Every record should be written out exactly, please.

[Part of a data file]
================

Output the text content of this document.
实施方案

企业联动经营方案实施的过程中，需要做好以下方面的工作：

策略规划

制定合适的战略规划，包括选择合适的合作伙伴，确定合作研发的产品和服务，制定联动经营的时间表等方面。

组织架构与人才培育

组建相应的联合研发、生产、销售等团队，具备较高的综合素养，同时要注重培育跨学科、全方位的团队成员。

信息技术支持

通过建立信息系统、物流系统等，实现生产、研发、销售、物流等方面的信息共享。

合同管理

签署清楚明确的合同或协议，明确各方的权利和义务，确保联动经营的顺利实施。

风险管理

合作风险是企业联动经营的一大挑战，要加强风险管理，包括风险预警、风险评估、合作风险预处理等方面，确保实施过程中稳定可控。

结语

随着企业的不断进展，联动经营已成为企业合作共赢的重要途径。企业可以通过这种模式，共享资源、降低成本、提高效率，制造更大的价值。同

================

Full answer:
Output the text content of this document.
实施方案

企业联动经营方案实施的过程中，需要做好以下方面的工作：

策略规划

制定合适的战略规划，包括选择合适的合作伙伴，确定合作研发的产品和服务，制定联动经营的时间表等方面。

组织架构与人才培育

组建相应的联合研发、生产、销售等团队，具备较高的综合素养，同时要注重培育跨学科、全方位的团队成员。

信息技术支持

通过建立信息系统、物流系统等，实现生产、研发、销售、物流等方面的信息共享。

合同管理

签署清楚明确的合同或协议，明确各方的权利和义务，确保联动经营的顺利实施。

风险管理

合作风险是企业联动经营的一大挑战，要加强风险管理，包括风险预警、风险评估、合作风险预处理等方面，确保实施过程中稳定可控。

结语

随着企业的不断进展，联动经营已成为企业合作共赢的重要途径。企业可以通过这种模式，共享资源、降低成本、提高效率，制造更大的价值。同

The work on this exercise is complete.